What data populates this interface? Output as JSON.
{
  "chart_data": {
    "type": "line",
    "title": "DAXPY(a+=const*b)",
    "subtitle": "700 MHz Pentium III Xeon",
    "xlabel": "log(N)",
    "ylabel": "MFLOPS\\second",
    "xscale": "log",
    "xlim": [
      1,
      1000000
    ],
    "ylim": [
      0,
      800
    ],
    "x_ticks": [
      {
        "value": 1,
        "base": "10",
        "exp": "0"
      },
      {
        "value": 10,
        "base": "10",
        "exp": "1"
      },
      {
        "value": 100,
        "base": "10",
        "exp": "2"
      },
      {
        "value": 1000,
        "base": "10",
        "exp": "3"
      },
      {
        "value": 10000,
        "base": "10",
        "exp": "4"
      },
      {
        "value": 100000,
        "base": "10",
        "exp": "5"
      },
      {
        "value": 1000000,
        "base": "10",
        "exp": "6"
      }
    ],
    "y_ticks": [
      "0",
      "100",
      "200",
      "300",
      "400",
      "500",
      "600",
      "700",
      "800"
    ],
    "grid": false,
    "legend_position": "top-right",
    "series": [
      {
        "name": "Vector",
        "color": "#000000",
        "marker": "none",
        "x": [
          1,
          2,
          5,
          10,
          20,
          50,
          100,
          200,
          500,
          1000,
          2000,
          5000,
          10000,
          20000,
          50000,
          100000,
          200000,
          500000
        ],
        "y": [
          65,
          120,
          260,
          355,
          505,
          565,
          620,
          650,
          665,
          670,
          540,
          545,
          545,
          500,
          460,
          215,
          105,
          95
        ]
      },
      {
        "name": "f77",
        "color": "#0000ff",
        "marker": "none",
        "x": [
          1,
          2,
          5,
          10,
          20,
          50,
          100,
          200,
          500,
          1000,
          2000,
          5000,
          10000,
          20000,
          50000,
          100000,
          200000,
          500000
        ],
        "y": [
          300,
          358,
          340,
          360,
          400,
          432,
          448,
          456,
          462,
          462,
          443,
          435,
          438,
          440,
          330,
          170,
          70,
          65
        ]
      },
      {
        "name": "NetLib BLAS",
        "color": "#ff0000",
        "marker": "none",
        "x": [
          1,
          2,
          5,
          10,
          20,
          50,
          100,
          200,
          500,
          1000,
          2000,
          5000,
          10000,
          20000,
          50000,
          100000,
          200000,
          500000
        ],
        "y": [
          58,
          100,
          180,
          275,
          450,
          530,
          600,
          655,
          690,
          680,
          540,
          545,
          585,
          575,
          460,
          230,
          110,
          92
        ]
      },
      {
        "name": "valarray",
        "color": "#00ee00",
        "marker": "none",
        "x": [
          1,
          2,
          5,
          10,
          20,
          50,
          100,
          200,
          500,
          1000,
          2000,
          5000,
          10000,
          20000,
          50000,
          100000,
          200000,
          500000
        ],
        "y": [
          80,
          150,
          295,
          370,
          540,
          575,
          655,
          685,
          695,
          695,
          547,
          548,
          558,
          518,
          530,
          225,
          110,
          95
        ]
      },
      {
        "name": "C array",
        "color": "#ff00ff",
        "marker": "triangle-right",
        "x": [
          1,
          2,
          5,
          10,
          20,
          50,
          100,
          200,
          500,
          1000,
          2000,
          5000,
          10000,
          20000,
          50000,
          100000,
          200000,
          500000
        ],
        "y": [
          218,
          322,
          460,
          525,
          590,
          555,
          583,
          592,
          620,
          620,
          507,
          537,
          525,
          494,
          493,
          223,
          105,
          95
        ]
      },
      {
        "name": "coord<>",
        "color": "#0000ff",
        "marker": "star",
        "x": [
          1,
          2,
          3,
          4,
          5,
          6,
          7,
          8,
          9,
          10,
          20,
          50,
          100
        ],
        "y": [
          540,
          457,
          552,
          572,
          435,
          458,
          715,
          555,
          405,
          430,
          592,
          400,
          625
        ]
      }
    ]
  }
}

──────────

## Set problem
In how many lines does the word "name" appear? Respond with the number alone.

## Response to this exercise
6